• Task objective: State how many lines of the entries hold the string "frac". Reply with the number alone.

• Dataset content:
-=-=-=-=-
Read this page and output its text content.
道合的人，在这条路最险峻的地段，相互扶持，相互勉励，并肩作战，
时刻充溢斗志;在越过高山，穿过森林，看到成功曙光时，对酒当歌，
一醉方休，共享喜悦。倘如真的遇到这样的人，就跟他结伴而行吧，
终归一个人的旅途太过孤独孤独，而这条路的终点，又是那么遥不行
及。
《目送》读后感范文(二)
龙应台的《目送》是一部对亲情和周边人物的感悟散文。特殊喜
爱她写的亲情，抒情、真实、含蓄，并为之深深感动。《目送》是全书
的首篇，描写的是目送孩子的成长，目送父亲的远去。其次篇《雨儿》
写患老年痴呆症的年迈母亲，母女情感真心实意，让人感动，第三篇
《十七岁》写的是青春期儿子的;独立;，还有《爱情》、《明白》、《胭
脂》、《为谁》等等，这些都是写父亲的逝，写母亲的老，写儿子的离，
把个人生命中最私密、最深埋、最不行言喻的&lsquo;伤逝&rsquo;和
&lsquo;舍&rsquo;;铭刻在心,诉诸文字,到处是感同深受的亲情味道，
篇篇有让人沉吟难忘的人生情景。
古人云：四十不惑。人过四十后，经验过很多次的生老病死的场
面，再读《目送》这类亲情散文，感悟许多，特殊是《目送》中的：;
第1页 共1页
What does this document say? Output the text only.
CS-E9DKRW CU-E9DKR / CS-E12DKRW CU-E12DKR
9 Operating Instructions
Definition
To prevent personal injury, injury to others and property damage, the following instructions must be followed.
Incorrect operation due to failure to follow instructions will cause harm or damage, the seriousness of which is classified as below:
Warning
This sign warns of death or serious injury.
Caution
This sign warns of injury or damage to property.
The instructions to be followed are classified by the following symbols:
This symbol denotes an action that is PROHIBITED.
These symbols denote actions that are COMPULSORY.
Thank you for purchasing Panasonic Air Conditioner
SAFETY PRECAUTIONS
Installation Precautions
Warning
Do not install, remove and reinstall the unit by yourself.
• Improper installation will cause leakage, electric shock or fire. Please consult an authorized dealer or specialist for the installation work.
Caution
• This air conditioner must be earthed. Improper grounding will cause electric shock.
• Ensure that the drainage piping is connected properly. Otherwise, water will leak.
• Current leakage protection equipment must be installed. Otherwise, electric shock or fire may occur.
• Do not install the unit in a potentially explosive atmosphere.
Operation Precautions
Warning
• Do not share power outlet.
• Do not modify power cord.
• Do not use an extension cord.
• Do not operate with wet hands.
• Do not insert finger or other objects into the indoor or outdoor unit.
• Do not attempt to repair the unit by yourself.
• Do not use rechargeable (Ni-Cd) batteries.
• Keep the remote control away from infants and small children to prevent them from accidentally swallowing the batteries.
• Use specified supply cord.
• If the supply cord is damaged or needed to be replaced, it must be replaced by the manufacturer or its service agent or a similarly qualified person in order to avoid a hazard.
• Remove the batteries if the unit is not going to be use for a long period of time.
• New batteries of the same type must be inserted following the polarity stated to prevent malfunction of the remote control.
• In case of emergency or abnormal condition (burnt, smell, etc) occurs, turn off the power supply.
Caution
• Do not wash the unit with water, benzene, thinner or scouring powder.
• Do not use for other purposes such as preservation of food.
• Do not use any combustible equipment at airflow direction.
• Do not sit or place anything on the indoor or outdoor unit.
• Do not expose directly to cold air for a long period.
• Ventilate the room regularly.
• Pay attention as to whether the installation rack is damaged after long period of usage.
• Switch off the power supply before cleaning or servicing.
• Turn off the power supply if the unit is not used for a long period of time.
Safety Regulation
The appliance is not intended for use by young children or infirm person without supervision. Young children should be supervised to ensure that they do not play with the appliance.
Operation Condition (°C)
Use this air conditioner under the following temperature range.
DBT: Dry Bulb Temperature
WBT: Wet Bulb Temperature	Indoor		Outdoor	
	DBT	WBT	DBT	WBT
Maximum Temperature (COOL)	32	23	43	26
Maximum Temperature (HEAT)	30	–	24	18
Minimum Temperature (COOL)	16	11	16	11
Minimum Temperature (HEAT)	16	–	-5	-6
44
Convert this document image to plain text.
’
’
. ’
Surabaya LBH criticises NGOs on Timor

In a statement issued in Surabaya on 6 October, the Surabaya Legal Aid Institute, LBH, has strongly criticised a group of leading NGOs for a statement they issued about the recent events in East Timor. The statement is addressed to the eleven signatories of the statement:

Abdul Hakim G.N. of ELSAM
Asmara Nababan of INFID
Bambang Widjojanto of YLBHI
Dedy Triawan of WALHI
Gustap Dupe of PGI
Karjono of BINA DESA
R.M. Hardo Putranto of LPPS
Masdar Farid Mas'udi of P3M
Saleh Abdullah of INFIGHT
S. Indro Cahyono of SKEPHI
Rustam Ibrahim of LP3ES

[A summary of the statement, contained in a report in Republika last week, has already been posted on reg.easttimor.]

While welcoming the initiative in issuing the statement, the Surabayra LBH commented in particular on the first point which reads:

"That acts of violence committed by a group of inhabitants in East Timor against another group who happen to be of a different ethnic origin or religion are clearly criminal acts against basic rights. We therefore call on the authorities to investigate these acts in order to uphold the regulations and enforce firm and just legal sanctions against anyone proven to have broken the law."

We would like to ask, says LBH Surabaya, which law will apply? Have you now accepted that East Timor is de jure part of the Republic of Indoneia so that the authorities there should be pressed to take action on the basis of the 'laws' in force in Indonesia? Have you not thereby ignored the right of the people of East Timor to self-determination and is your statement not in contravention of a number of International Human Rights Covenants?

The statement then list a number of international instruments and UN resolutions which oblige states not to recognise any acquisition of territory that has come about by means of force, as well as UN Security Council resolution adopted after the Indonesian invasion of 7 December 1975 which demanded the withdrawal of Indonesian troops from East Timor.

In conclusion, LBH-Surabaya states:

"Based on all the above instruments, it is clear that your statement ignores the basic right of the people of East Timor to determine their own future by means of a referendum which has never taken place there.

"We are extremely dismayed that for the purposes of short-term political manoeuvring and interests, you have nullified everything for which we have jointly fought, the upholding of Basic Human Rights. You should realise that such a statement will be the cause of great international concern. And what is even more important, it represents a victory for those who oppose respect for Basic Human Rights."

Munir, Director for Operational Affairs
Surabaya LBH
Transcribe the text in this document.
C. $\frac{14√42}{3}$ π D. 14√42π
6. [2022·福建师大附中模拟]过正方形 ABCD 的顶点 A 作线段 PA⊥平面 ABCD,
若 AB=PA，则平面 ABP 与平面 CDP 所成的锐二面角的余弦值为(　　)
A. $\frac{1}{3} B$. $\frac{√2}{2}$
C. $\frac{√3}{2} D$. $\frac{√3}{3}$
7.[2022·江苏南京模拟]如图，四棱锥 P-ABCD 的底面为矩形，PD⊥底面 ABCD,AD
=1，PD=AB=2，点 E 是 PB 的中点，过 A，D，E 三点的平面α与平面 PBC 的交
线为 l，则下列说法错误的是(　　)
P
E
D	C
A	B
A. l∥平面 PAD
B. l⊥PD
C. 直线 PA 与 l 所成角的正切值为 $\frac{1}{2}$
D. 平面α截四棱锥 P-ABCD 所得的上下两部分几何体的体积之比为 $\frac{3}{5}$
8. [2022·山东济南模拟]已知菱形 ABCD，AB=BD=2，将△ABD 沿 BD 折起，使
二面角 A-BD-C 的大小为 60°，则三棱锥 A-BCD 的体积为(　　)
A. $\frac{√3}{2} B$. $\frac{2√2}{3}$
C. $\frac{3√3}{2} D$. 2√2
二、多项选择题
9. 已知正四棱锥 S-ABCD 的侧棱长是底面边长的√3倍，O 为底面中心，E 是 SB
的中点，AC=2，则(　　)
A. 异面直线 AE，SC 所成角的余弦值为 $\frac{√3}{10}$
-=-=-=-=-
• Reply to the task: 8